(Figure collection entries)
====================

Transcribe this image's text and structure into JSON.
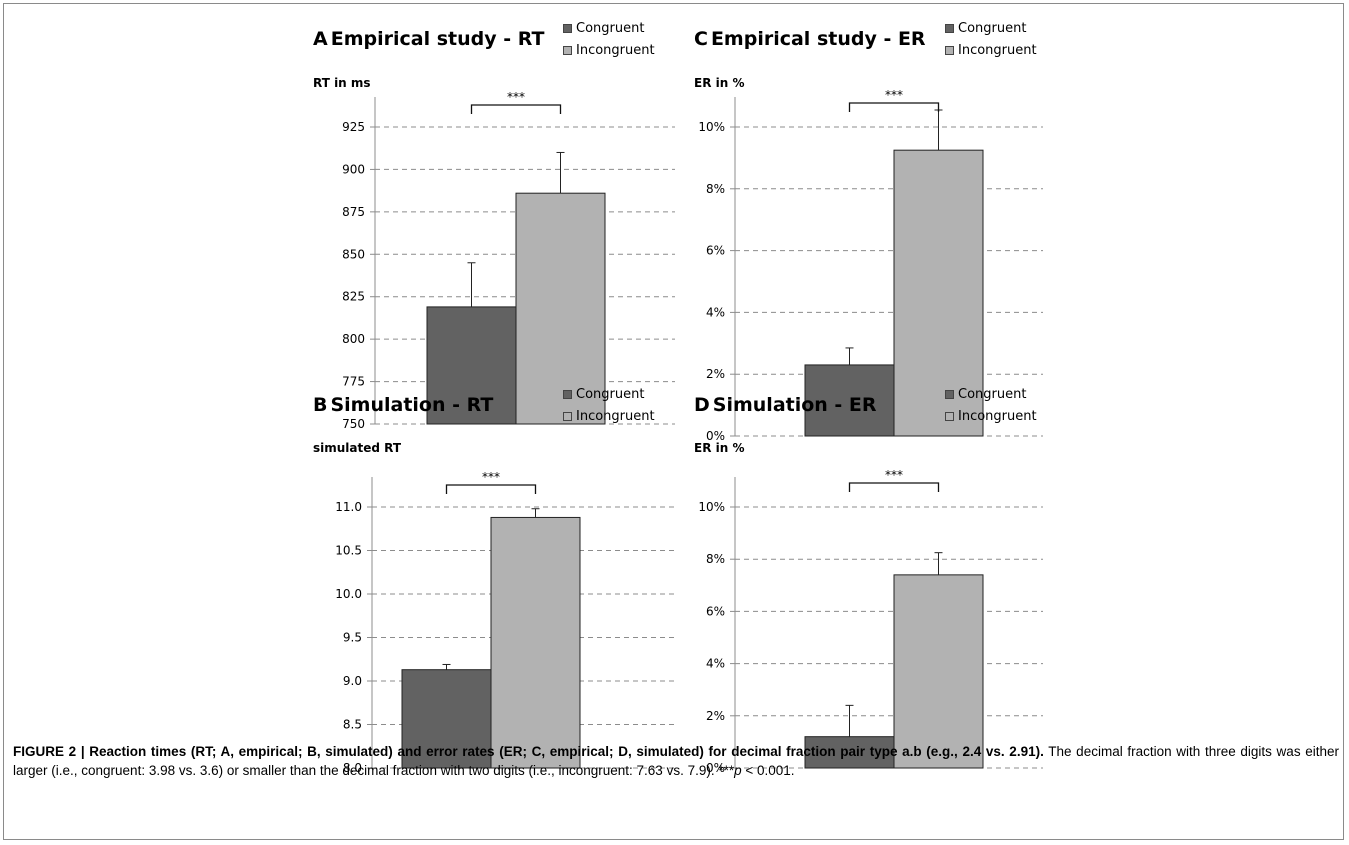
{
  "colors": {
    "congruent": "#626262",
    "incongruent": "#b2b2b2",
    "grid": "#8c8c8c",
    "axis": "#8c8c8c"
  },
  "legend": {
    "congruent": "Congruent",
    "incongruent": "Incongruent"
  },
  "chart_data": [
    {
      "id": "A",
      "type": "bar",
      "letter": "A",
      "title": "Empirical study - RT",
      "ylabel": "RT in ms",
      "categories": [
        "Congruent",
        "Incongruent"
      ],
      "values": [
        819,
        886
      ],
      "errors": [
        26,
        24
      ],
      "ylim": [
        750,
        925
      ],
      "yticks": [
        750,
        775,
        800,
        825,
        850,
        875,
        900,
        925
      ],
      "ytick_labels": [
        "750",
        "775",
        "800",
        "825",
        "850",
        "875",
        "900",
        "925"
      ],
      "significance": "***",
      "grid": true,
      "legend_position": "top-right"
    },
    {
      "id": "C",
      "type": "bar",
      "letter": "C",
      "title": "Empirical study - ER",
      "ylabel": "ER in %",
      "categories": [
        "Congruent",
        "Incongruent"
      ],
      "values": [
        2.3,
        9.25
      ],
      "errors": [
        0.55,
        1.3
      ],
      "ylim": [
        0,
        10
      ],
      "yticks": [
        0,
        2,
        4,
        6,
        8,
        10
      ],
      "ytick_labels": [
        "0%",
        "2%",
        "4%",
        "6%",
        "8%",
        "10%"
      ],
      "significance": "***",
      "grid": true,
      "legend_position": "top-right"
    },
    {
      "id": "B",
      "type": "bar",
      "letter": "B",
      "title": "Simulation - RT",
      "ylabel": "simulated RT",
      "categories": [
        "Congruent",
        "Incongruent"
      ],
      "values": [
        9.13,
        10.88
      ],
      "errors": [
        0.06,
        0.1
      ],
      "ylim": [
        8.0,
        11.0
      ],
      "yticks": [
        8.0,
        8.5,
        9.0,
        9.5,
        10.0,
        10.5,
        11.0
      ],
      "ytick_labels": [
        "8.0",
        "8.5",
        "9.0",
        "9.5",
        "10.0",
        "10.5",
        "11.0"
      ],
      "significance": "***",
      "grid": true,
      "legend_position": "top-right"
    },
    {
      "id": "D",
      "type": "bar",
      "letter": "D",
      "title": "Simulation - ER",
      "ylabel": "ER in %",
      "categories": [
        "Congruent",
        "Incongruent"
      ],
      "values": [
        1.2,
        7.4
      ],
      "errors": [
        1.2,
        0.85
      ],
      "ylim": [
        0,
        10
      ],
      "yticks": [
        0,
        2,
        4,
        6,
        8,
        10
      ],
      "ytick_labels": [
        "0%",
        "2%",
        "4%",
        "6%",
        "8%",
        "10%"
      ],
      "significance": "***",
      "grid": true,
      "legend_position": "top-right"
    }
  ],
  "caption": {
    "bold": "FIGURE 2 | Reaction times (RT; A, empirical; B, simulated) and error rates (ER; C, empirical; D, simulated) for decimal fraction pair type a.b (e.g., 2.4 vs. 2.91).",
    "text1": " The decimal fraction with three digits was either larger (i.e., congruent: 3.98 vs. 3.6) or smaller than the decimal fraction with two digits (i.e., incongruent: 7.63 vs. 7.9). ***",
    "p": "p",
    "text2": " < 0.001."
  }
}
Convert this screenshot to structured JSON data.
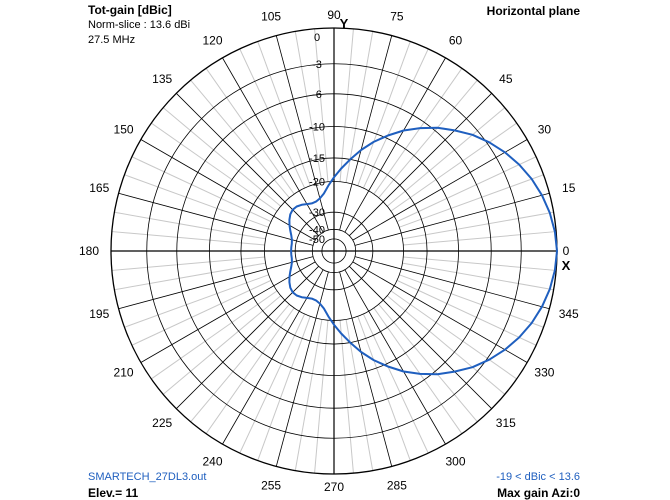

====================

Quote every record above exactly, omitting any pictures they contain.

Transcribe this image's text and structure into JSON.
{
  "colors": {
    "congruent": "#626262",
    "incongruent": "#b2b2b2",
    "grid": "#8c8c8c",
    "axis": "#8c8c8c"
  },
  "legend": {
    "congruent": "Congruent",
    "incongruent": "Incongruent"
  },
  "chart_data": [
    {
      "id": "A",
      "type": "bar",
      "letter": "A",
      "title": "Empirical study - RT",
      "ylabel": "RT in ms",
      "categories": [
        "Congruent",
        "Incongruent"
      ],
      "values": [
        819,
        886
      ],
      "errors": [
        26,
        24
      ],
      "ylim": [
        750,
        925
      ],
      "yticks": [
        750,
        775,
        800,
        825,
        850,
        875,
        900,
        925
      ],
      "ytick_labels": [
        "750",
        "775",
        "800",
        "825",
        "850",
        "875",
        "900",
        "925"
      ],
      "significance": "***",
      "grid": true,
      "legend_position": "top-right"
    },
    {
      "id": "C",
      "type": "bar",
      "letter": "C",
      "title": "Empirical study - ER",
      "ylabel": "ER in %",
      "categories": [
        "Congruent",
        "Incongruent"
      ],
      "values": [
        2.3,
        9.25
      ],
      "errors": [
        0.55,
        1.3
      ],
      "ylim": [
        0,
        10
      ],
      "yticks": [
        0,
        2,
        4,
        6,
        8,
        10
      ],
      "ytick_labels": [
        "0%",
        "2%",
        "4%",
        "6%",
        "8%",
        "10%"
      ],
      "significance": "***",
      "grid": true,
      "legend_position": "top-right"
    },
    {
      "id": "B",
      "type": "bar",
      "letter": "B",
      "title": "Simulation - RT",
      "ylabel": "simulated RT",
      "categories": [
        "Congruent",
        "Incongruent"
      ],
      "values": [
        9.13,
        10.88
      ],
      "errors": [
        0.06,
        0.1
      ],
      "ylim": [
        8.0,
        11.0
      ],
      "yticks": [
        8.0,
        8.5,
        9.0,
        9.5,
        10.0,
        10.5,
        11.0
      ],
      "ytick_labels": [
        "8.0",
        "8.5",
        "9.0",
        "9.5",
        "10.0",
        "10.5",
        "11.0"
      ],
      "significance": "***",
      "grid": true,
      "legend_position": "top-right"
    },
    {
      "id": "D",
      "type": "bar",
      "letter": "D",
      "title": "Simulation - ER",
      "ylabel": "ER in %",
      "categories": [
        "Congruent",
        "Incongruent"
      ],
      "values": [
        1.2,
        7.4
      ],
      "errors": [
        1.2,
        0.85
      ],
      "ylim": [
        0,
        10
      ],
      "yticks": [
        0,
        2,
        4,
        6,
        8,
        10
      ],
      "ytick_labels": [
        "0%",
        "2%",
        "4%",
        "6%",
        "8%",
        "10%"
      ],
      "significance": "***",
      "grid": true,
      "legend_position": "top-right"
    }
  ],
  "caption": {
    "bold": "FIGURE 2 | Reaction times (RT; A, empirical; B, simulated) and error rates (ER; C, empirical; D, simulated) for decimal fraction pair type a.b (e.g., 2.4 vs. 2.91).",
    "text1": " The decimal fraction with three digits was either larger (i.e., congruent: 3.98 vs. 3.6) or smaller than the decimal fraction with two digits (i.e., incongruent: 7.63 vs. 7.9). ***",
    "p": "p",
    "text2": " < 0.001."
  }
}
Convert this screenshot to structured JSON data.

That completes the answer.